If you are struggling to understand the agile development process, whether it may be one step or the whole entire process. You have come to the right place. This post is going to go into the principles of agile methodology in project management and hopefully give you some better clarity on why we have these principles.
First Principle: Our highest priority is to satisfy the customer through early and continuous delivery of valuable software.1
Graphic courtesy of Open University
Now you may be considering why we need to consider our customers as the first priority when you are developing a project? Well, the primary reason you are developing projects or managing a project is because it is for your customer or supervisor. You are developing something that is going to affect at the minimum of one life to the maximum of the world population. The potential is there and in order for the project to reach others beyond the intended scope you are able to satisfy the customer who ordered the project. By continuous feedback from the customer, the sooner you will be able to satisfy customer demands and receive your ROI (return on investments).2
Second Principle: Welcome changing requirements, even late in development. Agile processes harness change for the customer’s competitive advantage.1
Agile developers must get into the mindset that change is always welcome in even the later parts of the project development. Most traditional companies see it as a downside, but they are missing the point that the changes the customer want to make will benefit them and will give them an advantage against their competitors. Which ties back to the first principle that your highest priority should be to satisfy your customer.3
Third Principle: Deliver working software frequently, from a couple of weeks to a couple of months, with a preference to the shorter timescale.

Stored dataset items

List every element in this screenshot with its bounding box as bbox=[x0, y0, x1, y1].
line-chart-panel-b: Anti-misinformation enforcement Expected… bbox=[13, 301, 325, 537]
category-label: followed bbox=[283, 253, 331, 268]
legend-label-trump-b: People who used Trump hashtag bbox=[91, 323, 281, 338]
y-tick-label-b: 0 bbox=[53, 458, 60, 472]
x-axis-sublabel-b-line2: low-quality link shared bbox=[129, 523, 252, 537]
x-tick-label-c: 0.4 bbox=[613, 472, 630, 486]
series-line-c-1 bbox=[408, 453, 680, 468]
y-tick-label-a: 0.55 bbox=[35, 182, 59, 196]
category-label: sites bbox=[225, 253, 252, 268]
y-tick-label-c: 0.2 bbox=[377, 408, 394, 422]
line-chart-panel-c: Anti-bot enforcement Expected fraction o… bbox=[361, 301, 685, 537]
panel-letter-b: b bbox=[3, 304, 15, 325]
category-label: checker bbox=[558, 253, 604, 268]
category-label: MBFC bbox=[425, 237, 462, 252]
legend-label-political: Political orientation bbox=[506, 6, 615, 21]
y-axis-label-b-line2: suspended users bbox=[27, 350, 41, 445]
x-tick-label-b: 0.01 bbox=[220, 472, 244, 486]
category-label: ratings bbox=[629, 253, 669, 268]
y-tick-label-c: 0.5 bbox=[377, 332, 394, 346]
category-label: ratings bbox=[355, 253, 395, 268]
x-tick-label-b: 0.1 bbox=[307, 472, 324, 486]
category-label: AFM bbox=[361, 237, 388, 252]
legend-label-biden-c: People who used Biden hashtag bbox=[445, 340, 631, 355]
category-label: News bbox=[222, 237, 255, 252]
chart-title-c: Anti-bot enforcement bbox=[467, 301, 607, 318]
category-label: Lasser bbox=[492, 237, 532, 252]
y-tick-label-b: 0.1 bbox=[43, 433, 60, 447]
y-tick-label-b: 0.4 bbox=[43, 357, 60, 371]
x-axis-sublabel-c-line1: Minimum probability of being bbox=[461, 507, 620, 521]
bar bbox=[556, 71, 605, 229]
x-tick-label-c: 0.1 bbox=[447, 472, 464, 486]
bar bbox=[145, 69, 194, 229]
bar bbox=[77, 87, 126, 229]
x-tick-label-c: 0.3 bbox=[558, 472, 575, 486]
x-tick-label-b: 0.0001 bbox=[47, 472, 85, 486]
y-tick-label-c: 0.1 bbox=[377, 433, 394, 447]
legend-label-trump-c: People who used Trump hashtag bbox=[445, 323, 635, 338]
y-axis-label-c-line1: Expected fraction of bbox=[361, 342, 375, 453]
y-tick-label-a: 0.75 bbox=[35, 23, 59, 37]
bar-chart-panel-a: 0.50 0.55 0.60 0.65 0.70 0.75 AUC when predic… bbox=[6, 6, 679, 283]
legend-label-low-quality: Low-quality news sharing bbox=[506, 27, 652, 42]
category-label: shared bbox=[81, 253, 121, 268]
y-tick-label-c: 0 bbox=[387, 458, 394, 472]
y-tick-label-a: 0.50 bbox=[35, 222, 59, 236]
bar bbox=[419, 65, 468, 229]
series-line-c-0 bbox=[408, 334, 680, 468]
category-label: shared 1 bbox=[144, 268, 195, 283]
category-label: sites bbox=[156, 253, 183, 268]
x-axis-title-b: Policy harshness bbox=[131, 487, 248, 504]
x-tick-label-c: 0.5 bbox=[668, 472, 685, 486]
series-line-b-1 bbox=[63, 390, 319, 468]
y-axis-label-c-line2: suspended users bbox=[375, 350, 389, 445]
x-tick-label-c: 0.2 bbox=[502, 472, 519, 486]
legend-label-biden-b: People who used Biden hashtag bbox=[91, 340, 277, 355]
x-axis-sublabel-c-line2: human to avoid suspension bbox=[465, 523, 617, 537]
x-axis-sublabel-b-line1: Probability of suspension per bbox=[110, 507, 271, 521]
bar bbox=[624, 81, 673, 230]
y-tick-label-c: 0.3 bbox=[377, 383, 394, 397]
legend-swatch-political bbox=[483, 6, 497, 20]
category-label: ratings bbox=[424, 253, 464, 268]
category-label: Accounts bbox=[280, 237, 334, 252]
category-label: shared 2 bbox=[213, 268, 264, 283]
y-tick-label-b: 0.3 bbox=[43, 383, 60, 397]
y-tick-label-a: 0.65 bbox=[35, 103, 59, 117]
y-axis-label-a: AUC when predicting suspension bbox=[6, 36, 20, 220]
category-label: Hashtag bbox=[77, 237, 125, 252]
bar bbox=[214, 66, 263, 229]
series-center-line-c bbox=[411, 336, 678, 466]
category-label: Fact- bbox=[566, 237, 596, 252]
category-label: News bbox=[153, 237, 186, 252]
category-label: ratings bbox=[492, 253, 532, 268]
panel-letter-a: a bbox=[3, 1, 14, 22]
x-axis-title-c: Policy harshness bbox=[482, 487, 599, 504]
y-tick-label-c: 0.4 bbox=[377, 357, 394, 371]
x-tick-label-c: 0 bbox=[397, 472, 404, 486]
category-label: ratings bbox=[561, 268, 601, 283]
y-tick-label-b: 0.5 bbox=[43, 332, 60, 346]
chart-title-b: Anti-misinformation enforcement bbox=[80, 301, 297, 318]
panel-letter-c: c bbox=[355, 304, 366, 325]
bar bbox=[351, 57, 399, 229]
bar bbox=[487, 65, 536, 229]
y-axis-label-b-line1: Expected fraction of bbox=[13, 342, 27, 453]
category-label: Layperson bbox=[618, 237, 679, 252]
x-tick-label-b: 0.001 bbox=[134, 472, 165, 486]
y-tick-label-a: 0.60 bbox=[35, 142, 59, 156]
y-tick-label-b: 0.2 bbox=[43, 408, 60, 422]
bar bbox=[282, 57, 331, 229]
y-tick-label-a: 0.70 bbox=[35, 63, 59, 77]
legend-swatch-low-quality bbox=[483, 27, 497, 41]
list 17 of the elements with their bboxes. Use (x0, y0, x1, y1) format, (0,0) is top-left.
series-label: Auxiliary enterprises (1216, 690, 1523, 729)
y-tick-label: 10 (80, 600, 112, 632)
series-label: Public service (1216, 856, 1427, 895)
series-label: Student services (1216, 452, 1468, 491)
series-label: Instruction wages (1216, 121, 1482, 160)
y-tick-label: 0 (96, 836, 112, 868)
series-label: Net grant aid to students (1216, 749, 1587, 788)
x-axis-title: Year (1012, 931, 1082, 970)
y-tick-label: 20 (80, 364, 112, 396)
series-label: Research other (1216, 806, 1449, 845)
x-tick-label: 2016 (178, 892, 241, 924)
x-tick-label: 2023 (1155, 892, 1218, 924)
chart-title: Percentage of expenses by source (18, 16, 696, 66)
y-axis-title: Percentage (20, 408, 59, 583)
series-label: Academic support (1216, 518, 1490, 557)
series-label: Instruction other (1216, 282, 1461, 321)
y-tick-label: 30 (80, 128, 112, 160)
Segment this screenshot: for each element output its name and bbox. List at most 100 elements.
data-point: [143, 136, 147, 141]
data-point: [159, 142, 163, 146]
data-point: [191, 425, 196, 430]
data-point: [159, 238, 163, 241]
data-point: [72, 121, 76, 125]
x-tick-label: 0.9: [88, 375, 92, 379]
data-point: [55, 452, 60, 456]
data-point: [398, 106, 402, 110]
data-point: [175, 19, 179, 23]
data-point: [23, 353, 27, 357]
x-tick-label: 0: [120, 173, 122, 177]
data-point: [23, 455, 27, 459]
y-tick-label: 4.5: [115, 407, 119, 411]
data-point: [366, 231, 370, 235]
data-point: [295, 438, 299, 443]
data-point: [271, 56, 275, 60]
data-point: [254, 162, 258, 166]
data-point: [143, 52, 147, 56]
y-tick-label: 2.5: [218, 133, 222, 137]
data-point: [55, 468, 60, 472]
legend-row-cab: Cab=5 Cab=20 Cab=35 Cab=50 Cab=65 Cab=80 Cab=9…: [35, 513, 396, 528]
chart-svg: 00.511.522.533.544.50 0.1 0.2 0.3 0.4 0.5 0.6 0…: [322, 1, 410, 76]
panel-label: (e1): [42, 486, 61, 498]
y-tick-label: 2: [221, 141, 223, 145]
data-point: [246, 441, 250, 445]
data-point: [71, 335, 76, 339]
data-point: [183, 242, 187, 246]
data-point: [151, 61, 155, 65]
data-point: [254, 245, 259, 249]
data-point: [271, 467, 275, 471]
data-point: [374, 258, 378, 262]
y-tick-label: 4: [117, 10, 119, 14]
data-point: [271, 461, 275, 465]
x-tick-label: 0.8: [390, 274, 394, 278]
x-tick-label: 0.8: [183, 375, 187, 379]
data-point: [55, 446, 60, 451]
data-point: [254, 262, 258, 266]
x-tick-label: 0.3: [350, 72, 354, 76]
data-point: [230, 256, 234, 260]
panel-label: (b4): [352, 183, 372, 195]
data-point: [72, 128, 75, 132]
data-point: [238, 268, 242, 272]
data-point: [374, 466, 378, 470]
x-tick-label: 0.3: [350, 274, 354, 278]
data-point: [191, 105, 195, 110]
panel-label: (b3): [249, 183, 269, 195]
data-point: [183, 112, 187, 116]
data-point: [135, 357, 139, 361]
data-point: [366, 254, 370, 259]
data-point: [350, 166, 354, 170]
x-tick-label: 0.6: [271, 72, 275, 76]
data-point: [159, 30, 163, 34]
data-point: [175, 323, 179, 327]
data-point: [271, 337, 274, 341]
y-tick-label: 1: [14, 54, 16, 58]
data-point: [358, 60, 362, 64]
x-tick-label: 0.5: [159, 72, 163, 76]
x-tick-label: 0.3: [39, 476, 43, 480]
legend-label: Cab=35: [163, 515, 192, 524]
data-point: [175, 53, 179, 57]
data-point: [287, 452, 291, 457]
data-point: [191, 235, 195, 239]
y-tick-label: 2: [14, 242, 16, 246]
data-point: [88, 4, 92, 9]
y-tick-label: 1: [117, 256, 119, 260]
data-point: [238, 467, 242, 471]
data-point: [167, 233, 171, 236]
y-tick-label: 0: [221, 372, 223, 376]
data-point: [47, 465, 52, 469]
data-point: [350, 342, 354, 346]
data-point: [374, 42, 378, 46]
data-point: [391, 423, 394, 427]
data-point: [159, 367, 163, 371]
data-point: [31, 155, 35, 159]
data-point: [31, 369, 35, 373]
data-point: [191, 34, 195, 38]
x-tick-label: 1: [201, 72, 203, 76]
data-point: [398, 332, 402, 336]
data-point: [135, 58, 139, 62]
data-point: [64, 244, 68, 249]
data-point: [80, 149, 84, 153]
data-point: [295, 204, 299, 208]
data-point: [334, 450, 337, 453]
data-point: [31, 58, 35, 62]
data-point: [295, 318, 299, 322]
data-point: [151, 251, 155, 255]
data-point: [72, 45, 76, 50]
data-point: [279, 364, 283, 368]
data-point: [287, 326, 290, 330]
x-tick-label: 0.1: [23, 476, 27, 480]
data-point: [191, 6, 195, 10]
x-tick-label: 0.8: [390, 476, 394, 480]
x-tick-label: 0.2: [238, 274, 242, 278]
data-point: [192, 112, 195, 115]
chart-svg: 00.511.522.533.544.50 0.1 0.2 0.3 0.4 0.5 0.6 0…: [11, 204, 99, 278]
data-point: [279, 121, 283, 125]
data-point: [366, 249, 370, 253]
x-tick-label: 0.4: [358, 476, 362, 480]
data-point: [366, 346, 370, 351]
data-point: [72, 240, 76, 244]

* [WHAT IS ASKED]
1. Decide whether each statement agrees with the agile principles post, answering yes or no and quoting the words that settle it: (a) most traditional companies view changing requirements as a downside; (b) the third principle favors the longer timescale for delivering working software; (c) the graphic is credited to Open University.
2. Output everything in the agile principles post from "If you are struggling" down to "have these principles.", with no changes.

* [SOLUTIONS TO EACH TASK]
1.
(a) Yes: "Most traditional companies see it as a downside"
(b) No: "with a preference to the shorter timescale"
(c) Yes: "Graphic courtesy of Open University"

2.
If you are struggling to understand the agile development process, whether it may be one step or the whole entire process. You have come to the right place. This post is going to go into the principles of agile methodology in project management and hopefully give you some better clarity on why we have these principles.